**Task to complete:**
Quote the records below in full, exactly as given, with the images taken out.

**Data to process:**
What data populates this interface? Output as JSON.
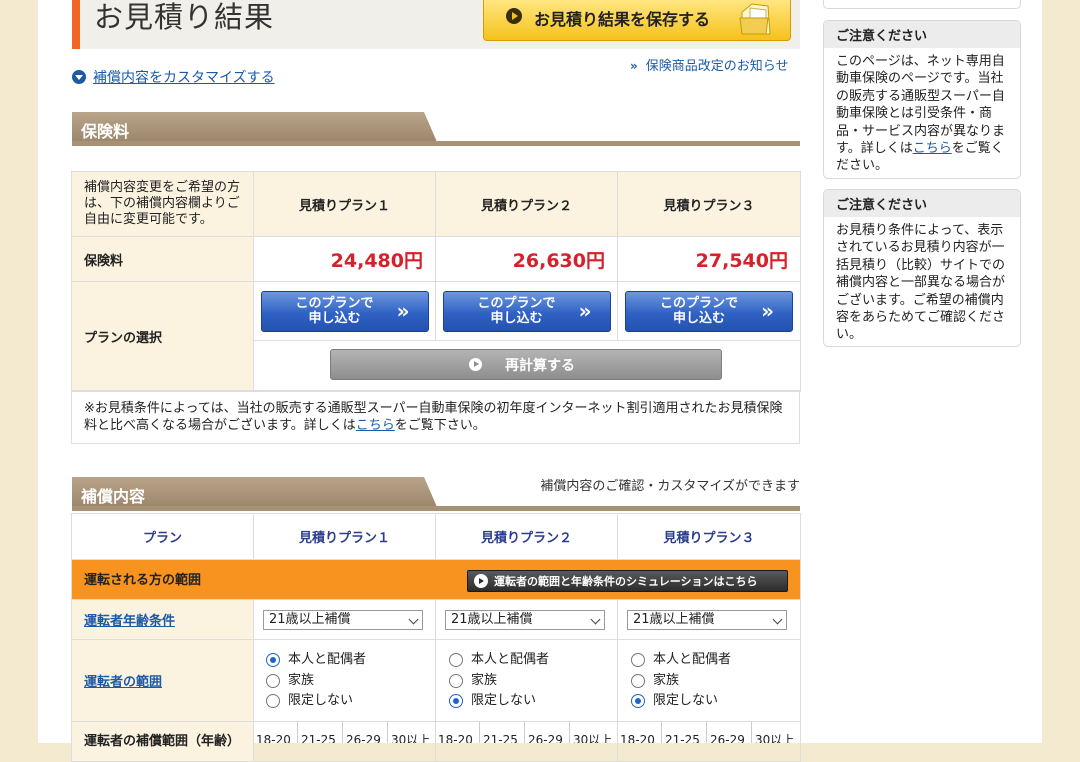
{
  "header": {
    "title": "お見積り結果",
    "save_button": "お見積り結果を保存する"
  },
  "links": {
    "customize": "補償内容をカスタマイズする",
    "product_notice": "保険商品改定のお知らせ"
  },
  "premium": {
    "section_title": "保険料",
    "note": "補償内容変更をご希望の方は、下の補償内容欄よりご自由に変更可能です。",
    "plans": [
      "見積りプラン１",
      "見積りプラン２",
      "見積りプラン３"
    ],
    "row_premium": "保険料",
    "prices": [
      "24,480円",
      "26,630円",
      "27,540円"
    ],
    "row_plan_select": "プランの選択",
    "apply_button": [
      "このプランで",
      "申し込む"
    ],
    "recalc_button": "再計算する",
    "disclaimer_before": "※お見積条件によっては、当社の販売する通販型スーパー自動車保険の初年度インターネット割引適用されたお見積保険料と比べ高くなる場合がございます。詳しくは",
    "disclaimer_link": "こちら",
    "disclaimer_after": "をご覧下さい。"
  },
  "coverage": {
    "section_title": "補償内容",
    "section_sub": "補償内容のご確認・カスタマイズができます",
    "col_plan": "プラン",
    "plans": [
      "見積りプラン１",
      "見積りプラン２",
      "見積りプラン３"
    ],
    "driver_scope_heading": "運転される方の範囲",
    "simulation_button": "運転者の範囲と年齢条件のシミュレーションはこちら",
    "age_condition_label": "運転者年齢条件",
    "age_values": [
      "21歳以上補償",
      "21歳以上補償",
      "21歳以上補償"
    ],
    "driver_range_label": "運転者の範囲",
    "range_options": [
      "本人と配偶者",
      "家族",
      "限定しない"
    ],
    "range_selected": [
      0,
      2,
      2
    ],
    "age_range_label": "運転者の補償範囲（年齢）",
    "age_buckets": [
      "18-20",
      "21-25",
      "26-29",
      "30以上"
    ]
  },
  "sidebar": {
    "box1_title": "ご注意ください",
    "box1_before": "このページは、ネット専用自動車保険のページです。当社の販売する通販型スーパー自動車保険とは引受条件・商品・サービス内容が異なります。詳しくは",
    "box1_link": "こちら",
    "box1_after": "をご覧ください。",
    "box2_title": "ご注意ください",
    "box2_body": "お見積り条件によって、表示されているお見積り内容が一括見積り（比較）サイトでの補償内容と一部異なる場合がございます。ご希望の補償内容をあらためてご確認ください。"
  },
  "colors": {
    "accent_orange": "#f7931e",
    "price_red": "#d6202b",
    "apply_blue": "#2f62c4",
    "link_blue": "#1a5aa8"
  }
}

**Result:**
What data populates this interface? Output as JSON.
{
  "header": {
    "title": "お見積り結果",
    "save_button": "お見積り結果を保存する"
  },
  "links": {
    "customize": "補償内容をカスタマイズする",
    "product_notice": "保険商品改定のお知らせ"
  },
  "premium": {
    "section_title": "保険料",
    "note": "補償内容変更をご希望の方は、下の補償内容欄よりご自由に変更可能です。",
    "plans": [
      "見積りプラン１",
      "見積りプラン２",
      "見積りプラン３"
    ],
    "row_premium": "保険料",
    "prices": [
      "24,480円",
      "26,630円",
      "27,540円"
    ],
    "row_plan_select": "プランの選択",
    "apply_button": [
      "このプランで",
      "申し込む"
    ],
    "recalc_button": "再計算する",
    "disclaimer_before": "※お見積条件によっては、当社の販売する通販型スーパー自動車保険の初年度インターネット割引適用されたお見積保険料と比べ高くなる場合がございます。詳しくは",
    "disclaimer_link": "こちら",
    "disclaimer_after": "をご覧下さい。"
  },
  "coverage": {
    "section_title": "補償内容",
    "section_sub": "補償内容のご確認・カスタマイズができます",
    "col_plan": "プラン",
    "plans": [
      "見積りプラン１",
      "見積りプラン２",
      "見積りプラン３"
    ],
    "driver_scope_heading": "運転される方の範囲",
    "simulation_button": "運転者の範囲と年齢条件のシミュレーションはこちら",
    "age_condition_label": "運転者年齢条件",
    "age_values": [
      "21歳以上補償",
      "21歳以上補償",
      "21歳以上補償"
    ],
    "driver_range_label": "運転者の範囲",
    "range_options": [
      "本人と配偶者",
      "家族",
      "限定しない"
    ],
    "range_selected": [
      0,
      2,
      2
    ],
    "age_range_label": "運転者の補償範囲（年齢）",
    "age_buckets": [
      "18-20",
      "21-25",
      "26-29",
      "30以上"
    ]
  },
  "sidebar": {
    "box1_title": "ご注意ください",
    "box1_before": "このページは、ネット専用自動車保険のページです。当社の販売する通販型スーパー自動車保険とは引受条件・商品・サービス内容が異なります。詳しくは",
    "box1_link": "こちら",
    "box1_after": "をご覧ください。",
    "box2_title": "ご注意ください",
    "box2_body": "お見積り条件によって、表示されているお見積り内容が一括見積り（比較）サイトでの補償内容と一部異なる場合がございます。ご希望の補償内容をあらためてご確認ください。"
  },
  "colors": {
    "accent_orange": "#f7931e",
    "price_red": "#d6202b",
    "apply_blue": "#2f62c4",
    "link_blue": "#1a5aa8"
  }
}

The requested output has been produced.